Transcribe every line exactly. Leave the pictures behind.
■ ■ ■
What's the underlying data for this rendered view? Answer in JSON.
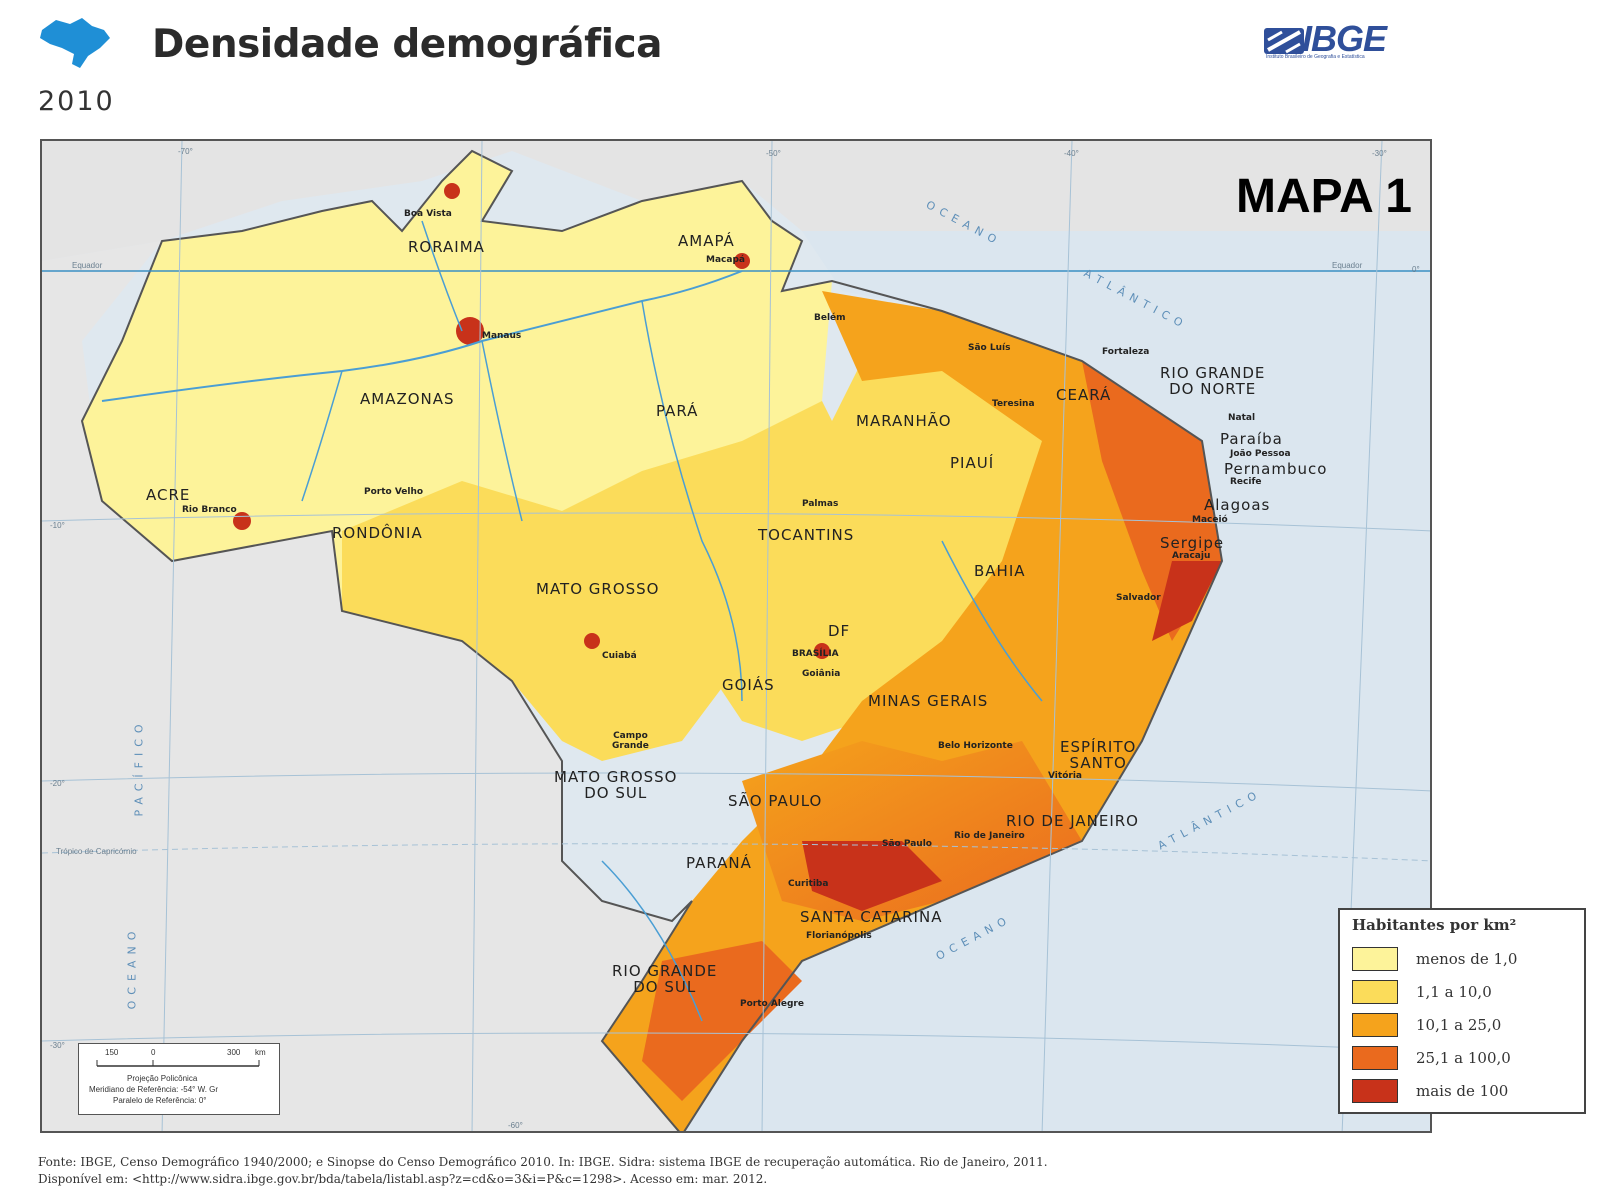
{
  "header": {
    "title": "Densidade demográfica",
    "year": "2010",
    "logo_text": "IBGE",
    "logo_subtext": "Instituto Brasileiro de Geografia e Estatística"
  },
  "map": {
    "label": "MAPA 1",
    "states": {
      "roraima": "RORAIMA",
      "amapa": "AMAPÁ",
      "amazonas": "AMAZONAS",
      "para": "PARÁ",
      "maranhao": "MARANHÃO",
      "ceara": "CEARÁ",
      "rio_grande_do_norte_1": "RIO GRANDE",
      "rio_grande_do_norte_2": "DO NORTE",
      "paraiba": "Paraíba",
      "pernambuco": "Pernambuco",
      "alagoas": "Alagoas",
      "sergipe": "Sergipe",
      "piaui": "PIAUÍ",
      "acre": "ACRE",
      "rondonia": "RONDÔNIA",
      "tocantins": "TOCANTINS",
      "bahia": "BAHIA",
      "mato_grosso": "MATO GROSSO",
      "df": "DF",
      "goias": "GOIÁS",
      "minas_gerais": "MINAS GERAIS",
      "espirito_santo_1": "ESPÍRITO",
      "espirito_santo_2": "SANTO",
      "mato_grosso_do_sul_1": "MATO GROSSO",
      "mato_grosso_do_sul_2": "DO SUL",
      "sao_paulo": "SÃO PAULO",
      "rio_de_janeiro": "RIO DE JANEIRO",
      "parana": "PARANÁ",
      "santa_catarina": "SANTA CATARINA",
      "rio_grande_do_sul_1": "RIO GRANDE",
      "rio_grande_do_sul_2": "DO SUL"
    },
    "cities": {
      "boa_vista": "Boa Vista",
      "macapa": "Macapá",
      "belem": "Belém",
      "manaus": "Manaus",
      "sao_luis": "São Luís",
      "fortaleza": "Fortaleza",
      "teresina": "Teresina",
      "natal": "Natal",
      "joao_pessoa": "João Pessoa",
      "recife": "Recife",
      "maceio": "Maceió",
      "aracaju": "Aracaju",
      "salvador": "Salvador",
      "porto_velho": "Porto Velho",
      "rio_branco": "Rio Branco",
      "palmas": "Palmas",
      "cuiaba": "Cuiabá",
      "brasilia": "BRASÍLIA",
      "goiania": "Goiânia",
      "belo_horizonte": "Belo Horizonte",
      "vitoria": "Vitória",
      "campo_grande_1": "Campo",
      "campo_grande_2": "Grande",
      "sao_paulo": "São Paulo",
      "rio_de_janeiro": "Rio de Janeiro",
      "curitiba": "Curitiba",
      "florianopolis": "Florianópolis",
      "porto_alegre": "Porto Alegre"
    },
    "oceans": {
      "atlantico_norte_1": "OCEANO",
      "atlantico_norte_2": "ATLÂNTICO",
      "atlantico_sul_1": "ATLÂNTICO",
      "atlantico_sul_2": "OCEANO",
      "pacifico_1": "PACÍFICO",
      "pacifico_2": "OCEANO"
    },
    "reference_lines": {
      "equador_left": "Equador",
      "equador_right": "Equador",
      "tropico": "Trópico de Capricórnio"
    },
    "coords": {
      "lon_70": "-70°",
      "lon_60": "-60°",
      "lon_50": "-50°",
      "lon_40": "-40°",
      "lon_30": "-30°",
      "lat_0": "0°",
      "lat_10": "-10°",
      "lat_20": "-20°",
      "lat_30": "-30°"
    },
    "scale": {
      "tick_150": "150",
      "tick_0": "0",
      "tick_300": "300",
      "unit": "km",
      "projection": "Projeção Policônica",
      "meridian": "Meridiano de Referência: -54° W. Gr",
      "parallel": "Paralelo de Referência: 0°"
    }
  },
  "legend": {
    "title": "Habitantes por km²",
    "items": [
      {
        "label": "menos de 1,0",
        "color": "#fdf39a"
      },
      {
        "label": "1,1 a 10,0",
        "color": "#fbdc5a"
      },
      {
        "label": "10,1 a 25,0",
        "color": "#f5a31c"
      },
      {
        "label": "25,1 a 100,0",
        "color": "#ea6a1e"
      },
      {
        "label": "mais de 100",
        "color": "#c8321a"
      }
    ]
  },
  "source": {
    "line1": "Fonte: IBGE, Censo Demográfico 1940/2000; e Sinopse do Censo Demográfico 2010. In: IBGE. Sidra: sistema IBGE de recuperação automática. Rio de Janeiro, 2011.",
    "line2": "Disponível em: <http://www.sidra.ibge.gov.br/bda/tabela/listabl.asp?z=cd&o=3&i=P&c=1298>. Acesso em: mar. 2012."
  }
}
■ ■ ■
### [THE RESULT]
What's the underlying data for this rendered view? Answer in JSON.
{
  "header": {
    "title": "Densidade demográfica",
    "year": "2010",
    "logo_text": "IBGE",
    "logo_subtext": "Instituto Brasileiro de Geografia e Estatística"
  },
  "map": {
    "label": "MAPA 1",
    "states": {
      "roraima": "RORAIMA",
      "amapa": "AMAPÁ",
      "amazonas": "AMAZONAS",
      "para": "PARÁ",
      "maranhao": "MARANHÃO",
      "ceara": "CEARÁ",
      "rio_grande_do_norte_1": "RIO GRANDE",
      "rio_grande_do_norte_2": "DO NORTE",
      "paraiba": "Paraíba",
      "pernambuco": "Pernambuco",
      "alagoas": "Alagoas",
      "sergipe": "Sergipe",
      "piaui": "PIAUÍ",
      "acre": "ACRE",
      "rondonia": "RONDÔNIA",
      "tocantins": "TOCANTINS",
      "bahia": "BAHIA",
      "mato_grosso": "MATO GROSSO",
      "df": "DF",
      "goias": "GOIÁS",
      "minas_gerais": "MINAS GERAIS",
      "espirito_santo_1": "ESPÍRITO",
      "espirito_santo_2": "SANTO",
      "mato_grosso_do_sul_1": "MATO GROSSO",
      "mato_grosso_do_sul_2": "DO SUL",
      "sao_paulo": "SÃO PAULO",
      "rio_de_janeiro": "RIO DE JANEIRO",
      "parana": "PARANÁ",
      "santa_catarina": "SANTA CATARINA",
      "rio_grande_do_sul_1": "RIO GRANDE",
      "rio_grande_do_sul_2": "DO SUL"
    },
    "cities": {
      "boa_vista": "Boa Vista",
      "macapa": "Macapá",
      "belem": "Belém",
      "manaus": "Manaus",
      "sao_luis": "São Luís",
      "fortaleza": "Fortaleza",
      "teresina": "Teresina",
      "natal": "Natal",
      "joao_pessoa": "João Pessoa",
      "recife": "Recife",
      "maceio": "Maceió",
      "aracaju": "Aracaju",
      "salvador": "Salvador",
      "porto_velho": "Porto Velho",
      "rio_branco": "Rio Branco",
      "palmas": "Palmas",
      "cuiaba": "Cuiabá",
      "brasilia": "BRASÍLIA",
      "goiania": "Goiânia",
      "belo_horizonte": "Belo Horizonte",
      "vitoria": "Vitória",
      "campo_grande_1": "Campo",
      "campo_grande_2": "Grande",
      "sao_paulo": "São Paulo",
      "rio_de_janeiro": "Rio de Janeiro",
      "curitiba": "Curitiba",
      "florianopolis": "Florianópolis",
      "porto_alegre": "Porto Alegre"
    },
    "oceans": {
      "atlantico_norte_1": "OCEANO",
      "atlantico_norte_2": "ATLÂNTICO",
      "atlantico_sul_1": "ATLÂNTICO",
      "atlantico_sul_2": "OCEANO",
      "pacifico_1": "PACÍFICO",
      "pacifico_2": "OCEANO"
    },
    "reference_lines": {
      "equador_left": "Equador",
      "equador_right": "Equador",
      "tropico": "Trópico de Capricórnio"
    },
    "coords": {
      "lon_70": "-70°",
      "lon_60": "-60°",
      "lon_50": "-50°",
      "lon_40": "-40°",
      "lon_30": "-30°",
      "lat_0": "0°",
      "lat_10": "-10°",
      "lat_20": "-20°",
      "lat_30": "-30°"
    },
    "scale": {
      "tick_150": "150",
      "tick_0": "0",
      "tick_300": "300",
      "unit": "km",
      "projection": "Projeção Policônica",
      "meridian": "Meridiano de Referência: -54° W. Gr",
      "parallel": "Paralelo de Referência: 0°"
    }
  },
  "legend": {
    "title": "Habitantes por km²",
    "items": [
      {
        "label": "menos de 1,0",
        "color": "#fdf39a"
      },
      {
        "label": "1,1 a 10,0",
        "color": "#fbdc5a"
      },
      {
        "label": "10,1 a 25,0",
        "color": "#f5a31c"
      },
      {
        "label": "25,1 a 100,0",
        "color": "#ea6a1e"
      },
      {
        "label": "mais de 100",
        "color": "#c8321a"
      }
    ]
  },
  "source": {
    "line1": "Fonte: IBGE, Censo Demográfico 1940/2000; e Sinopse do Censo Demográfico 2010. In: IBGE. Sidra: sistema IBGE de recuperação automática. Rio de Janeiro, 2011.",
    "line2": "Disponível em: <http://www.sidra.ibge.gov.br/bda/tabela/listabl.asp?z=cd&o=3&i=P&c=1298>. Acesso em: mar. 2012."
  }
}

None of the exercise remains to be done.